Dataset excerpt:
::::

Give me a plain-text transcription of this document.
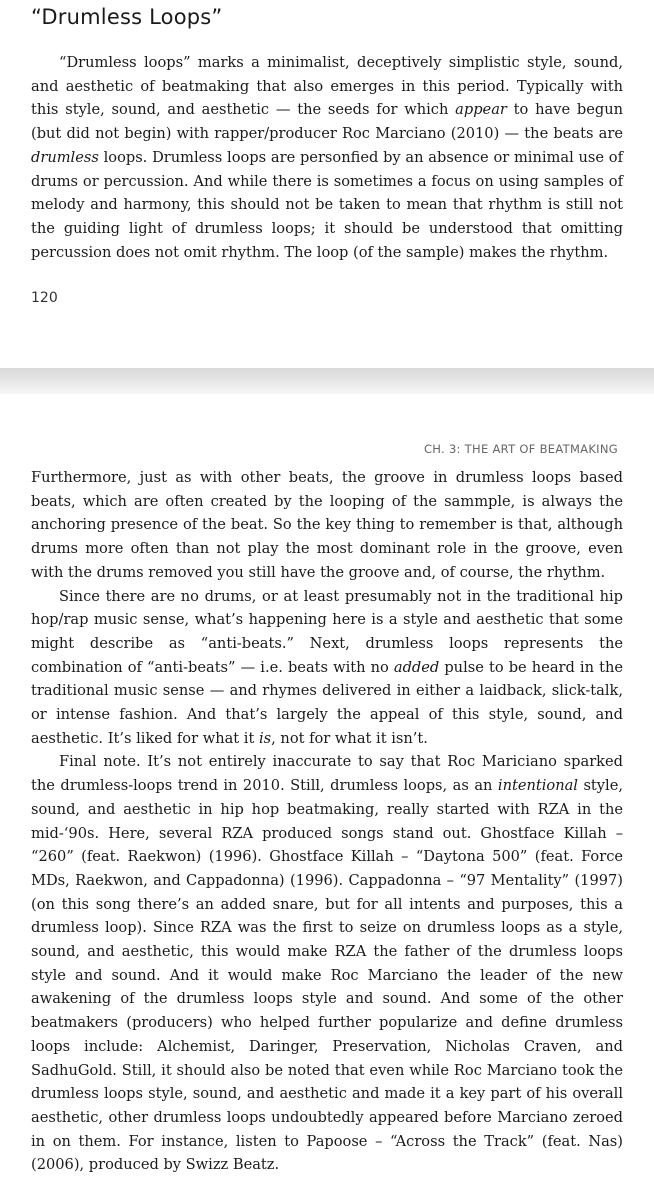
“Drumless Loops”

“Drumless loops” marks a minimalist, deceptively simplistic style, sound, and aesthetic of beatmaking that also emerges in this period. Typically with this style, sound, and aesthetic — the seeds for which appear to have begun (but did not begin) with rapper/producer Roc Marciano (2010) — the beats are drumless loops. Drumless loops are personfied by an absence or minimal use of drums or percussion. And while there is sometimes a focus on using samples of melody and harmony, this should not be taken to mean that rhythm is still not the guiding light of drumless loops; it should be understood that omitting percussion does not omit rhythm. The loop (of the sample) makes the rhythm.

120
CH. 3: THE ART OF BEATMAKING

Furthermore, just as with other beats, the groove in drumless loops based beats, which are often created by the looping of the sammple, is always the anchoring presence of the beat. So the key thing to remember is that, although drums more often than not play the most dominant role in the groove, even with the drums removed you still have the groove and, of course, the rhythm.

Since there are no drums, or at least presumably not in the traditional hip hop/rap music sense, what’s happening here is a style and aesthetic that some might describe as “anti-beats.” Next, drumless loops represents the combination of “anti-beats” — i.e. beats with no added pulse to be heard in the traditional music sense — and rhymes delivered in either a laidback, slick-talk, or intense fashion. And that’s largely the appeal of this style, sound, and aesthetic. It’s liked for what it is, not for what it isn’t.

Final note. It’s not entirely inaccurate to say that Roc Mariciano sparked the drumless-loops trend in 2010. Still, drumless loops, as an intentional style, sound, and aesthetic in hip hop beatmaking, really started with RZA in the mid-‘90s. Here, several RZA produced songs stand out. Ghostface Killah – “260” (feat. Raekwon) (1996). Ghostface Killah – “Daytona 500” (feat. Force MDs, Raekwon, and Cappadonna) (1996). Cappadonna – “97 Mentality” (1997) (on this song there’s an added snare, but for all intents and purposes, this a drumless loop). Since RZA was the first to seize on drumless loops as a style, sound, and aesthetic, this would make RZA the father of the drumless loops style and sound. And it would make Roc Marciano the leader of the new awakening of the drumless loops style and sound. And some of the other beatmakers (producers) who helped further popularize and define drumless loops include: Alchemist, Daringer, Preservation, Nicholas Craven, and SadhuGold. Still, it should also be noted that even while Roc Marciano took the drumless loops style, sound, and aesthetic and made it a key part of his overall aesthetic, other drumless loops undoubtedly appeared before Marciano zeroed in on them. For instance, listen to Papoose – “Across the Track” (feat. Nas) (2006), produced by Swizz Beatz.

::::

Copy the data word for word. Pictures do not go in the copy.

Give me a plain-text transcription of this document.
“Drumless Loops”

“Drumless loops” marks a minimalist, deceptively simplistic style, sound, and aesthetic of beatmaking that also emerges in this period. Typically with this style, sound, and aesthetic — the seeds for which appear to have begun (but did not begin) with rapper/producer Roc Marciano (2010) — the beats are drumless loops. Drumless loops are personfied by an absence or minimal use of drums or percussion. And while there is sometimes a focus on using samples of melody and harmony, this should not be taken to mean that rhythm is still not the guiding light of drumless loops; it should be understood that omitting percussion does not omit rhythm. The loop (of the sample) makes the rhythm.

120
CH. 3: THE ART OF BEATMAKING

Furthermore, just as with other beats, the groove in drumless loops based beats, which are often created by the looping of the sammple, is always the anchoring presence of the beat. So the key thing to remember is that, although drums more often than not play the most dominant role in the groove, even with the drums removed you still have the groove and, of course, the rhythm.

Since there are no drums, or at least presumably not in the traditional hip hop/rap music sense, what’s happening here is a style and aesthetic that some might describe as “anti-beats.” Next, drumless loops represents the combination of “anti-beats” — i.e. beats with no added pulse to be heard in the traditional music sense — and rhymes delivered in either a laidback, slick-talk, or intense fashion. And that’s largely the appeal of this style, sound, and aesthetic. It’s liked for what it is, not for what it isn’t.

Final note. It’s not entirely inaccurate to say that Roc Mariciano sparked the drumless-loops trend in 2010. Still, drumless loops, as an intentional style, sound, and aesthetic in hip hop beatmaking, really started with RZA in the mid-‘90s. Here, several RZA produced songs stand out. Ghostface Killah – “260” (feat. Raekwon) (1996). Ghostface Killah – “Daytona 500” (feat. Force MDs, Raekwon, and Cappadonna) (1996). Cappadonna – “97 Mentality” (1997) (on this song there’s an added snare, but for all intents and purposes, this a drumless loop). Since RZA was the first to seize on drumless loops as a style, sound, and aesthetic, this would make RZA the father of the drumless loops style and sound. And it would make Roc Marciano the leader of the new awakening of the drumless loops style and sound. And some of the other beatmakers (producers) who helped further popularize and define drumless loops include: Alchemist, Daringer, Preservation, Nicholas Craven, and SadhuGold. Still, it should also be noted that even while Roc Marciano took the drumless loops style, sound, and aesthetic and made it a key part of his overall aesthetic, other drumless loops undoubtedly appeared before Marciano zeroed in on them. For instance, listen to Papoose – “Across the Track” (feat. Nas) (2006), produced by Swizz Beatz.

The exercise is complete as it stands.